_Trecho de origem_:
Conforme exaustivamente sustentado, a defesa da legalidade no Estado Democrático de Direito abrange inequívoco conteúdo constitucional, frutificando em Justiça. É imperioso, portanto, que se forneça às instituições responsáveis por tais deveres a independência e a autonomia para o desempenho isento de seus misteres.

O exercício de funções públicas demanda garantias específicas. In casu, voltando-se para o núcleo da presente discussão, observa-se que a Advocacia-Geral da União carece, em muito, de prerrogativas institucionais.

A atuação do Poder Público evoluiu consideravelmente em face das relações "indivíduo – Estado", tendo obtido aquele uma gama considerável de direitos assegurados constitucionalmente (direitos e garantias fundamentais), com direito de ação em relação aos arbítrios do Estado, que pode manifestar-se oprimindo os indivíduos descumprindo as normas que impôs a si próprio e àqueles.

O estabelecimento do campo de atuação do Advogado do Estado é fundamental para a compreensão da relação que deve ser travada entre este e o ente público, na pauta do interesse público. Não pode ser outro o entendimento, vez que a atuação do Advogado do Estado é essencial à justiça e à consecução do interesse público. Estamos diante do exercício constitucional de uma atividade de caráter indispensável.

A necessidade de prerrogativas é uma constatação óbvia. Uma das principais garantias é a da não interferência de nenhum dos "poderes" do Estado no exercício das funções institucionais do Advogado do Estado. Portanto, é necessário que a instituição tenha reconhecida a sua independência. Somente se pode falar em independência real, fornecendo-se uma autonomia administrativa e financeira.

A contrário senso, observa-se uma "quase total" subordinação da Advocacia-Geral da União ao poder executivo. A atividade dos advogados públicos integrantes da Advocacia Geral da União acaba por desviar-se da defesa do interesse público (interesse primário) para a defesa dos interesses de uma Administração (interesses secundários).

Sobre a Advocacia-Geral da União, o artigo 131 da CF/88 enuncia:

Art. 131. A Advocacia-Geral da União é a instituição que, diretamente ou através de órgão vinculado, representa a União, judicial e extrajudicialmente, cabendo-lhe, nos termos da lei complementar que dispuser sobre sua organização e funcionamento, as atividades de consultoria e assessoramento jurídico do Poder Executivo.

A Advocacia-Geral da União atua no flanco judicial e extrajudicial, como também, na seara da consultoria e do assessoramento da Administração Federal.

No federalismo brasileiro, cada ente político (União, Estados-membros, Distrito Federal e Municípios) é dotados de autonomia de auto-organização, de autogoverno e de auto-administração. Em razão desta autonomia, a lei atribui à União, aos Estados, aos Municípios, ao Distrito Federal e aos Territórios, a capacidade normativa para disciplinar o exercício das funções que lhe são inerentes, respeitadas as competências constitucionais. Para exemplificar: cabe a cada uma das esferas administrativas legislar sobre o estatuto jurídico de seus servidores públicos.

_Entradas da listagem_:
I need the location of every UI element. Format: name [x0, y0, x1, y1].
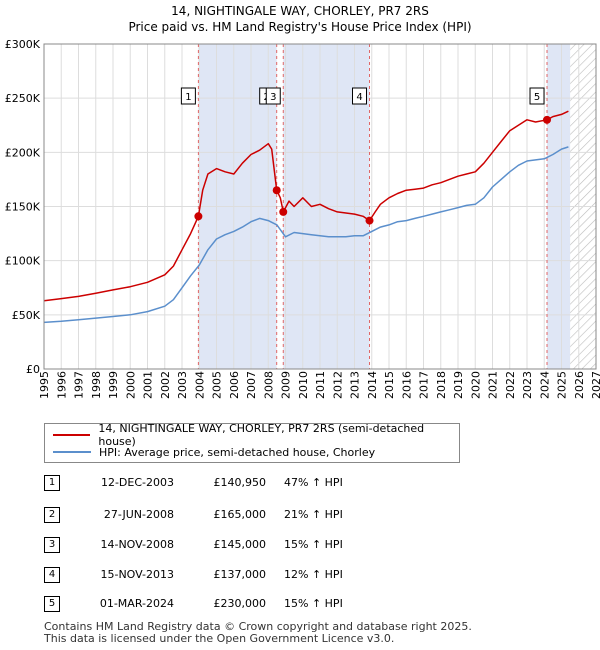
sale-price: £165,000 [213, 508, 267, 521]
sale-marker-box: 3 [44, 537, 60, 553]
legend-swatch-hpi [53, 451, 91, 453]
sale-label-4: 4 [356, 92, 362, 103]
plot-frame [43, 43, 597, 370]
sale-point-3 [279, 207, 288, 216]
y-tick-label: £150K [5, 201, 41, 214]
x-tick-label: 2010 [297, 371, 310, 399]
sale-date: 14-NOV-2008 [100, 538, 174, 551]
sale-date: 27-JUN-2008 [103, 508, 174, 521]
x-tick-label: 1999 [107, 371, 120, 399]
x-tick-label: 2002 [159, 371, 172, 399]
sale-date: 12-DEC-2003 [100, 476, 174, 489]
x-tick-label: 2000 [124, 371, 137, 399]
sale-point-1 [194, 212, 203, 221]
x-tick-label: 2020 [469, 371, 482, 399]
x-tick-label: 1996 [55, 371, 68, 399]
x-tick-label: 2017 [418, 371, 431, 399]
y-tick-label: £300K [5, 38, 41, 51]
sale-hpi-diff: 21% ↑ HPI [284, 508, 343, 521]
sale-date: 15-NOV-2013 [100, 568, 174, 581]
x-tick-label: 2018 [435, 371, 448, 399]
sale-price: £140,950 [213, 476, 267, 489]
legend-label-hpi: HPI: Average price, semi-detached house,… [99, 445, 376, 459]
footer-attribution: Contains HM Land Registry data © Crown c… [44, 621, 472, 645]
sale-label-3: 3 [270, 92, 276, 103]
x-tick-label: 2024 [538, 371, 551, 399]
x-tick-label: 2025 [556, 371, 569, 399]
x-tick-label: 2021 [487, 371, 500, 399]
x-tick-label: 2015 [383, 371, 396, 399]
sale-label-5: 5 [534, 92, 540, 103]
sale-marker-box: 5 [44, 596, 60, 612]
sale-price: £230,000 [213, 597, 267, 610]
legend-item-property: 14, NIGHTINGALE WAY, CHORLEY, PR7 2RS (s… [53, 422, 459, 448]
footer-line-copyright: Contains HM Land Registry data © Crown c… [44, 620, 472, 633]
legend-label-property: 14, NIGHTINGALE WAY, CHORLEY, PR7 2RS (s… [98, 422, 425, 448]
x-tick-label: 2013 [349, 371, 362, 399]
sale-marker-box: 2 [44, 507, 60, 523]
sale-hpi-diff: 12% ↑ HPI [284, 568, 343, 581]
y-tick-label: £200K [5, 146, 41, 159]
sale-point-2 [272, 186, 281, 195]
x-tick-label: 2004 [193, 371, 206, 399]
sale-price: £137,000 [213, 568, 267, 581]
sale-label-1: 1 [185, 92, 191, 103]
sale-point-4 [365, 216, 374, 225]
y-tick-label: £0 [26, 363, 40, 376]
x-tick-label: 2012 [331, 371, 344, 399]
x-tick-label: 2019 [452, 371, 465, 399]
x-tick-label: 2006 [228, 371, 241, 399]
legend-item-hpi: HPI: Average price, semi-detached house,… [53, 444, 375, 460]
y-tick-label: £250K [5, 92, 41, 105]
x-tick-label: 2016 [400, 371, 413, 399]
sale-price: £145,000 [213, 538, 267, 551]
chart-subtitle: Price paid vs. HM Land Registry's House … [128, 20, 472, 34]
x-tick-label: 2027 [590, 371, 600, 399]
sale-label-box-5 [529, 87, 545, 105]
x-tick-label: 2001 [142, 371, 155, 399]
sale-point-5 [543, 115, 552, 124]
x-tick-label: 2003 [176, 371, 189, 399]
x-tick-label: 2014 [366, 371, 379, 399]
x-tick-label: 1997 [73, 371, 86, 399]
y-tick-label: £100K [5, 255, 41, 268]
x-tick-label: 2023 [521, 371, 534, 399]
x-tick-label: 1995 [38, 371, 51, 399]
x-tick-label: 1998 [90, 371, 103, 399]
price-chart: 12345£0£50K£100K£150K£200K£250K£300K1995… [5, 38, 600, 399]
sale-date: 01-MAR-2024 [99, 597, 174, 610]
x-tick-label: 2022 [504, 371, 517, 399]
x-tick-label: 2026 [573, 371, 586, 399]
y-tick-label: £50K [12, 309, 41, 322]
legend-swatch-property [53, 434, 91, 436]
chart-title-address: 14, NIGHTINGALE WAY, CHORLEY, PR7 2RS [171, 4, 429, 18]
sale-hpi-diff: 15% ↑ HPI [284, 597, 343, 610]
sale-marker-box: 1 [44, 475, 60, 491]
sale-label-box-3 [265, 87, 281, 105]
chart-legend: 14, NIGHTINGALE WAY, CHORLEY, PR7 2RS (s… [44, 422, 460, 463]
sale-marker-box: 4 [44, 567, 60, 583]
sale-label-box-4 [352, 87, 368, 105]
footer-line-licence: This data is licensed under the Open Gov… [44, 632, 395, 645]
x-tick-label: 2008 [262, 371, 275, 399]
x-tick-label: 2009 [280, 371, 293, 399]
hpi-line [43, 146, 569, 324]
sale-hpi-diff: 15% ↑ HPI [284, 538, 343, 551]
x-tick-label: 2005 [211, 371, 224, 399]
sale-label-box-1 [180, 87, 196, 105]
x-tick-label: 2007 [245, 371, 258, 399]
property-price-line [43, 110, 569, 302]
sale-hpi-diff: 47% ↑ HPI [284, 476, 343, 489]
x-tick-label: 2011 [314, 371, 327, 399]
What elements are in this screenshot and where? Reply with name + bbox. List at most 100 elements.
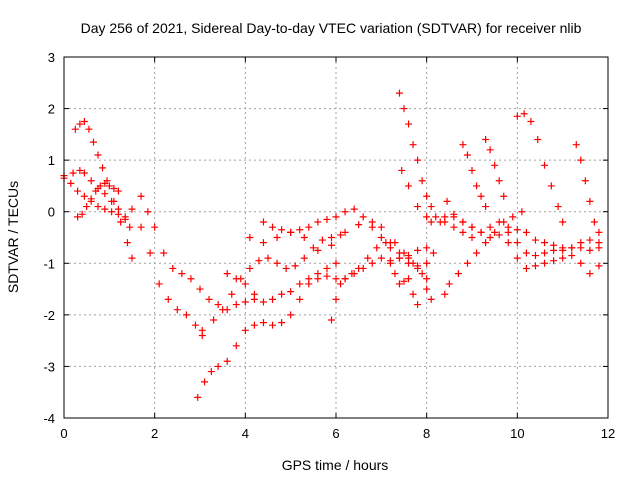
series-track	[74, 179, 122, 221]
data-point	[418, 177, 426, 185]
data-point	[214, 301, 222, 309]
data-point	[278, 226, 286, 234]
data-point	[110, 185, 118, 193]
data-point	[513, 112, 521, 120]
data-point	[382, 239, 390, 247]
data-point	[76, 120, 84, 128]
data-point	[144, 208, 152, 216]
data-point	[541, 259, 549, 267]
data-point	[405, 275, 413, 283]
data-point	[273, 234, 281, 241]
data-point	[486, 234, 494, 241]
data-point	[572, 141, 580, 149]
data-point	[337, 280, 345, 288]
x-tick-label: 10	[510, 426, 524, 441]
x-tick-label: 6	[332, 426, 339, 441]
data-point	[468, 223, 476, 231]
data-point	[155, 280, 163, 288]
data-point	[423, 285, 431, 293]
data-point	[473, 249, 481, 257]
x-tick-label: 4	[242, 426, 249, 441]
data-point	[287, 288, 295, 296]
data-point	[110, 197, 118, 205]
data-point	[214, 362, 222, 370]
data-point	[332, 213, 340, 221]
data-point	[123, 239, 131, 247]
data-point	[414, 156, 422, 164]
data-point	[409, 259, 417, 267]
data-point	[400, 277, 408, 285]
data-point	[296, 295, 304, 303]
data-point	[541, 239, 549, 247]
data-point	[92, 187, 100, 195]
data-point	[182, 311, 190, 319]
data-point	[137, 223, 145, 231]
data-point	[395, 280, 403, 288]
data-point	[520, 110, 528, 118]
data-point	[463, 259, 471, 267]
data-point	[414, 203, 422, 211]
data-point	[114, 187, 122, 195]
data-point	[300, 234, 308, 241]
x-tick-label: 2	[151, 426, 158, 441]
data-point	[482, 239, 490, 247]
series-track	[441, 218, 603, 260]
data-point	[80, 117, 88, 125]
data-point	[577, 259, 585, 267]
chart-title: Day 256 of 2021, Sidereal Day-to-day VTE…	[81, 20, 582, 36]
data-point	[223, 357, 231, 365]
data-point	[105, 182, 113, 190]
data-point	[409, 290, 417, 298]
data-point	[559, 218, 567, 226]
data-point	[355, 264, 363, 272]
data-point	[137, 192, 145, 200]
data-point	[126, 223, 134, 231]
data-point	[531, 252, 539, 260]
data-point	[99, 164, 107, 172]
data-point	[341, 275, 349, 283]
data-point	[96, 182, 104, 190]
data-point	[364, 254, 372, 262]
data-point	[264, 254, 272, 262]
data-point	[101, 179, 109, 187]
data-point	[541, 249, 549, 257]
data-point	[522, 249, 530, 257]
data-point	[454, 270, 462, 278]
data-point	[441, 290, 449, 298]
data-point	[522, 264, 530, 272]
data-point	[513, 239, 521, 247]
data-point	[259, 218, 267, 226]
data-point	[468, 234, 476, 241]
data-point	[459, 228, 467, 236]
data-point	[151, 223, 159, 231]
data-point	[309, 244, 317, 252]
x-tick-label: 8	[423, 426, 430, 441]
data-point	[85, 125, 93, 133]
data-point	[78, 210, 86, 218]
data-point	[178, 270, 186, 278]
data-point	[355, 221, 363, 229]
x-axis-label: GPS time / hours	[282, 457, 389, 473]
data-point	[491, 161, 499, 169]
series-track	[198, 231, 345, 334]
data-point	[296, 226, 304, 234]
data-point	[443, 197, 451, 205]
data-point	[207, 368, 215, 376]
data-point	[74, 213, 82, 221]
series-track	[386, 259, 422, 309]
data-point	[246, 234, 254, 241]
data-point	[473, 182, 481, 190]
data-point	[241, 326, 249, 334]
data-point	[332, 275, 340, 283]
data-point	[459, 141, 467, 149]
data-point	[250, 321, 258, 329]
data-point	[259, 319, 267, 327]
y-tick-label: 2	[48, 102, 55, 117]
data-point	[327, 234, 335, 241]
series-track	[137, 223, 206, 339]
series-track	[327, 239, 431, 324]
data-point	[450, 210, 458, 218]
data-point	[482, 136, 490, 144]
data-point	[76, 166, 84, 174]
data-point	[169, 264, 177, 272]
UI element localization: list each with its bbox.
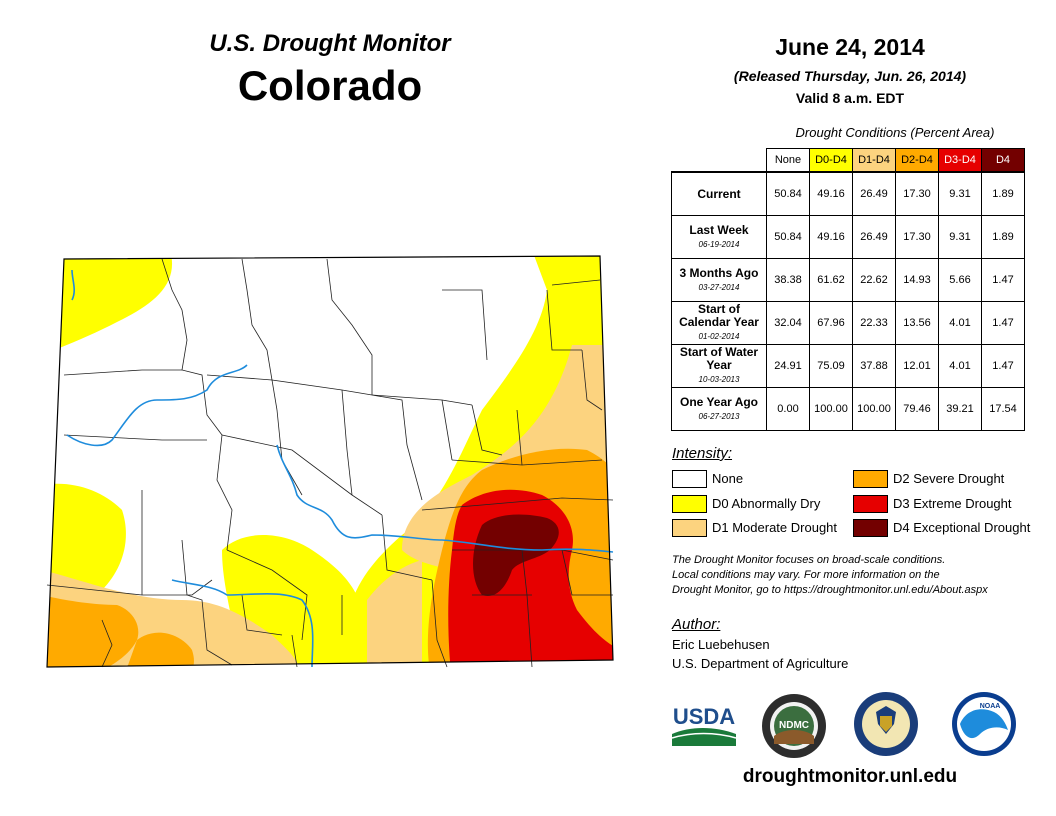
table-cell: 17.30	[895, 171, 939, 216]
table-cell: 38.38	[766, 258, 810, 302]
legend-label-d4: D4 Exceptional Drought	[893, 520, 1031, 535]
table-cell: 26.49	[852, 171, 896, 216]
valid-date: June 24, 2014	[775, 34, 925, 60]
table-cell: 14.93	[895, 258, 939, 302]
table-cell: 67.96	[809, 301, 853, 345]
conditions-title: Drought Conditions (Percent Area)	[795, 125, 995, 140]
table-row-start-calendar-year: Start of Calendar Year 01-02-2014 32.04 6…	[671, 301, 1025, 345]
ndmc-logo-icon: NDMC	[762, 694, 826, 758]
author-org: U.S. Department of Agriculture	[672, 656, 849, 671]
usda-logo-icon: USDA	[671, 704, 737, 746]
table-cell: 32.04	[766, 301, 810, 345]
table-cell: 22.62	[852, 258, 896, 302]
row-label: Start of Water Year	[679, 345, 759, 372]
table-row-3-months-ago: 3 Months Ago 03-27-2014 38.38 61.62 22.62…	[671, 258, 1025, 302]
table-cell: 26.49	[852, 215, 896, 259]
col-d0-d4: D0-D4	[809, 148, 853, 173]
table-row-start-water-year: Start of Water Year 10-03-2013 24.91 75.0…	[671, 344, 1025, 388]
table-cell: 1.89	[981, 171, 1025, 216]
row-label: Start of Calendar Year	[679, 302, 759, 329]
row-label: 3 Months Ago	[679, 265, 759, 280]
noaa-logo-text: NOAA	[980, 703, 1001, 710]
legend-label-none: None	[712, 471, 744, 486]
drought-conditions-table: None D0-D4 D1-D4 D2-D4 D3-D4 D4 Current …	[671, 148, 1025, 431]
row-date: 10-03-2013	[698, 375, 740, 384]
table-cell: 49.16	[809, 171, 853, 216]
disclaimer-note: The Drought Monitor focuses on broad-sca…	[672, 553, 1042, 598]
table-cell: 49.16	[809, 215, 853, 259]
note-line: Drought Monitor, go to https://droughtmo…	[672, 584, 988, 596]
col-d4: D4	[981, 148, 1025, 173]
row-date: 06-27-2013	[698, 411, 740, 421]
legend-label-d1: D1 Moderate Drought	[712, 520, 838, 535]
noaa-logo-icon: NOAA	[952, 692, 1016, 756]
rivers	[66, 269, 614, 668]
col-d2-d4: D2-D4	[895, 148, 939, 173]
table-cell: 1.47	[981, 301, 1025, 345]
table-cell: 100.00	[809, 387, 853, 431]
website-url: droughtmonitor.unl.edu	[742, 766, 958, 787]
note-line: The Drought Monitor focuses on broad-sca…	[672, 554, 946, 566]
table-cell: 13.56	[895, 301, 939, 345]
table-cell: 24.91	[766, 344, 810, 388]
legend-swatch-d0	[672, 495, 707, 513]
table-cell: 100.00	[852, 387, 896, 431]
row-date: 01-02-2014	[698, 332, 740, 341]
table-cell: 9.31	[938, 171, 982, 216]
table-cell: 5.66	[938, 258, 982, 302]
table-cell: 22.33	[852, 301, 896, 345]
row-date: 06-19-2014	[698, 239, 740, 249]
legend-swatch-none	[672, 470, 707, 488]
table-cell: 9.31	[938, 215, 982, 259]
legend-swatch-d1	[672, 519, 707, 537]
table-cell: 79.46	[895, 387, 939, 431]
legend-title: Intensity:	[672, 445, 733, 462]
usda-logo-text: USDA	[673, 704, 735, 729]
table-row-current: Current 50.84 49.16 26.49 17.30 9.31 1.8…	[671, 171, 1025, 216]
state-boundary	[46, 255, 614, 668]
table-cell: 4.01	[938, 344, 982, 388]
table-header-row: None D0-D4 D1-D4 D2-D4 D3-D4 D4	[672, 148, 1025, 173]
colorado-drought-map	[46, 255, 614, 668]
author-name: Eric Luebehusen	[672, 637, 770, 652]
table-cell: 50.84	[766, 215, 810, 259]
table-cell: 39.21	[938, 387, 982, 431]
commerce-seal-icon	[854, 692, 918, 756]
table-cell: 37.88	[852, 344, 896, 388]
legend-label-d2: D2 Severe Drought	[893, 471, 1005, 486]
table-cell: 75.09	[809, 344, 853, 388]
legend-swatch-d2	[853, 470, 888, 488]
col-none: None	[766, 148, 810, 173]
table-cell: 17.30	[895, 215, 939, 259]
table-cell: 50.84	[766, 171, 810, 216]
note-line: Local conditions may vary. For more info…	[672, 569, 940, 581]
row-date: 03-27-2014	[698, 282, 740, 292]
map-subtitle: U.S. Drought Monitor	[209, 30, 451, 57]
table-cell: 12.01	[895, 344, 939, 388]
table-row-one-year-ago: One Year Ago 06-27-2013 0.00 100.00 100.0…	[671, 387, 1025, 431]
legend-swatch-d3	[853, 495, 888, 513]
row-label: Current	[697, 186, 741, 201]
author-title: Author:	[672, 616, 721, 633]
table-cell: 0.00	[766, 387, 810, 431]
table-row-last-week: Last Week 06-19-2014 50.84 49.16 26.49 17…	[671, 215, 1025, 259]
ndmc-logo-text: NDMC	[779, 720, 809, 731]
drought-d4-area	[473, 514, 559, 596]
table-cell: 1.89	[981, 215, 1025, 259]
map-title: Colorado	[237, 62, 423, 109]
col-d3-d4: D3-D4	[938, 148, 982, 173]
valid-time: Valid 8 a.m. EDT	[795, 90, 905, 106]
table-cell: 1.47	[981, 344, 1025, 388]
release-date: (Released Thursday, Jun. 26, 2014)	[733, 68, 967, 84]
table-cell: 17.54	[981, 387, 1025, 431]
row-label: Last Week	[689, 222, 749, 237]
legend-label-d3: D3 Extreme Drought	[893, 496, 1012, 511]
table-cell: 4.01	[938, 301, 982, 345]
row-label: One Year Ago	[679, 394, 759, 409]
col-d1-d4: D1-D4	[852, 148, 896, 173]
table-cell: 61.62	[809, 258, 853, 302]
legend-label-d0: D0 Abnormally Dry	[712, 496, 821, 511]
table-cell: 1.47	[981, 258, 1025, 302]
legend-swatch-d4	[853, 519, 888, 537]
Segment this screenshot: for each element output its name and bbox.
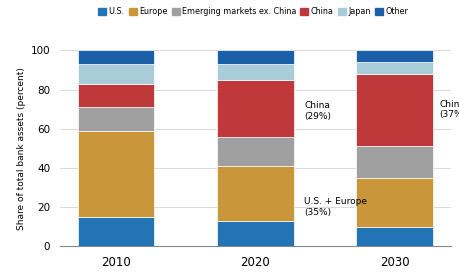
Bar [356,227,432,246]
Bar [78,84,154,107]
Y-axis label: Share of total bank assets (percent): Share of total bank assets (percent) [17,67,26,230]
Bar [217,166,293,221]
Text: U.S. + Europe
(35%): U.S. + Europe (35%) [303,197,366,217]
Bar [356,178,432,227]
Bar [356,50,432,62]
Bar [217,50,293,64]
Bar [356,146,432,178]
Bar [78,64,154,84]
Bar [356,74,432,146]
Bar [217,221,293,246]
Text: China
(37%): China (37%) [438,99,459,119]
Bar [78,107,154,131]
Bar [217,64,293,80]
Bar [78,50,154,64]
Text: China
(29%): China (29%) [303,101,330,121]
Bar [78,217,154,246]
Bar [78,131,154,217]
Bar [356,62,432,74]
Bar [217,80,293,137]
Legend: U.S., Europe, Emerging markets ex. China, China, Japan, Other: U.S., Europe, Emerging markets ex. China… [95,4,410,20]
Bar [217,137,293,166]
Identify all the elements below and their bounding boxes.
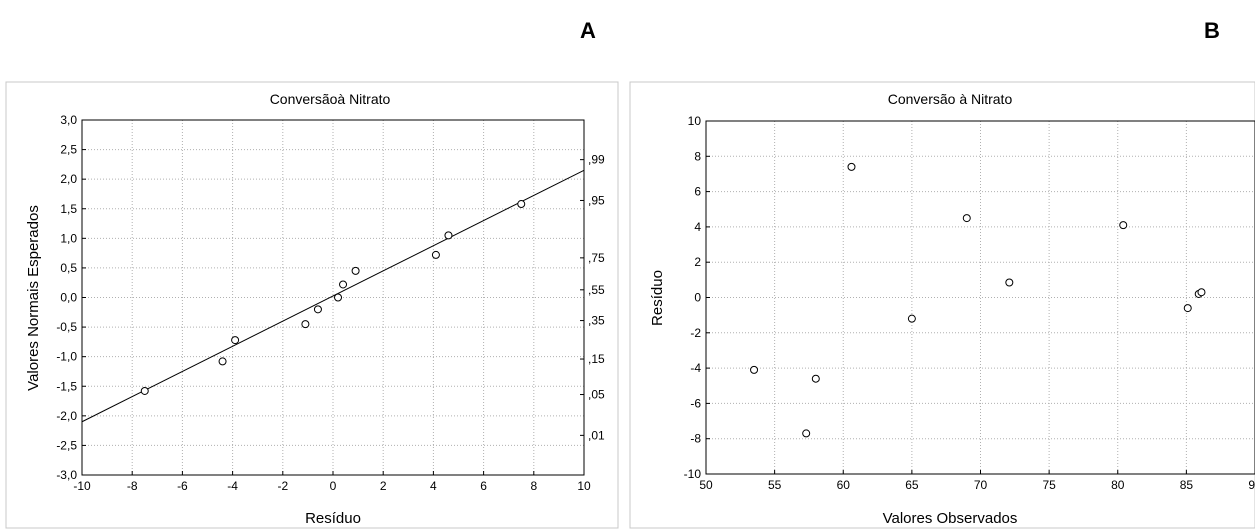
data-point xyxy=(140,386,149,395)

_Requisitos da tarefa_: Prossiga com o texto sobre a autonomia da Advocacia-Geral da União, começando logo após a última frase apresentada.

_Resposta_:
A Lei Complementar nº 73/1993 - Lei Orgânica da Advocacia-Geral da União - é comezinha em termos de prerrogativas para o múnus constitucional da advocacia pública federal, limitando-se a tratar quase que exclusivamente da sua estrutura organizacional (forma), atribuindo obrigações aos seus membros e estabelecendo uma franca interferência do poder executivo no desempenho de suas atividades.

Assim, os integrantes das carreiras efetivas da Advocacia Geral da União encontram-se submetidos, basicamente, aos ditames da Lei nº 8.112/90 (Estatuto dos Servidores Públicos Federais) e da Lei nº 8.906/94 (Estatuto da Advocacia). Essa mixórdia legislativa leva ao disparate de deixar o membro da Advocacia-Geral da União sem a consciência das prerrogativas que lhe assistem.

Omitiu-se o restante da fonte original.